Copy out every line of the data exactly.

-- Records shown start --

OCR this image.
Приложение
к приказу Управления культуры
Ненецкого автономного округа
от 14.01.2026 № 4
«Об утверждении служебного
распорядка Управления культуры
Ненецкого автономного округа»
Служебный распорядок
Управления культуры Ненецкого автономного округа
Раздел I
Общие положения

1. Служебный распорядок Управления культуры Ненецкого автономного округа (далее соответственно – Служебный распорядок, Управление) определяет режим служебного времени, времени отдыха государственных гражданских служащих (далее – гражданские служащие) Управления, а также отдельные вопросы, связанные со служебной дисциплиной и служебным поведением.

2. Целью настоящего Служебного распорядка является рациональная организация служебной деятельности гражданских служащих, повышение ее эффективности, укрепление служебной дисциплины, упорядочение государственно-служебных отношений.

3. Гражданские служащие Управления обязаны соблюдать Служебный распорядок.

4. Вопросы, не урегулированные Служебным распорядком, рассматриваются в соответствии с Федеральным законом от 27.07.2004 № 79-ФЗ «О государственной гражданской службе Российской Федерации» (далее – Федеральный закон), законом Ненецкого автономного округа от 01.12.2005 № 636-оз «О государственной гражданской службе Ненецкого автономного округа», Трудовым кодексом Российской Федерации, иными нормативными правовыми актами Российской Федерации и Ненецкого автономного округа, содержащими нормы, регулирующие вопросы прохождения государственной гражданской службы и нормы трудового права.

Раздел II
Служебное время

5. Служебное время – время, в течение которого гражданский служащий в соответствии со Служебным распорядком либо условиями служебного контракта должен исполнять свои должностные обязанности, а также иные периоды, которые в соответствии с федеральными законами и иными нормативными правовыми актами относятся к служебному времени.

-- Records shown end --

Solution:
OCR this image.
Приложение
к приказу Управления культуры
Ненецкого автономного округа
от 14.01.2026 № 4
«Об утверждении служебного
распорядка Управления культуры
Ненецкого автономного округа»
Служебный распорядок
Управления культуры Ненецкого автономного округа
Раздел I
Общие положения

1. Служебный распорядок Управления культуры Ненецкого автономного округа (далее соответственно – Служебный распорядок, Управление) определяет режим служебного времени, времени отдыха государственных гражданских служащих (далее – гражданские служащие) Управления, а также отдельные вопросы, связанные со служебной дисциплиной и служебным поведением.

2. Целью настоящего Служебного распорядка является рациональная организация служебной деятельности гражданских служащих, повышение ее эффективности, укрепление служебной дисциплины, упорядочение государственно-служебных отношений.

3. Гражданские служащие Управления обязаны соблюдать Служебный распорядок.

4. Вопросы, не урегулированные Служебным распорядком, рассматриваются в соответствии с Федеральным законом от 27.07.2004 № 79-ФЗ «О государственной гражданской службе Российской Федерации» (далее – Федеральный закон), законом Ненецкого автономного округа от 01.12.2005 № 636-оз «О государственной гражданской службе Ненецкого автономного округа», Трудовым кодексом Российской Федерации, иными нормативными правовыми актами Российской Федерации и Ненецкого автономного округа, содержащими нормы, регулирующие вопросы прохождения государственной гражданской службы и нормы трудового права.

Раздел II
Служебное время

5. Служебное время – время, в течение которого гражданский служащий в соответствии со Служебным распорядком либо условиями служебного контракта должен исполнять свои должностные обязанности, а также иные периоды, которые в соответствии с федеральными законами и иными нормативными правовыми актами относятся к служебному времени.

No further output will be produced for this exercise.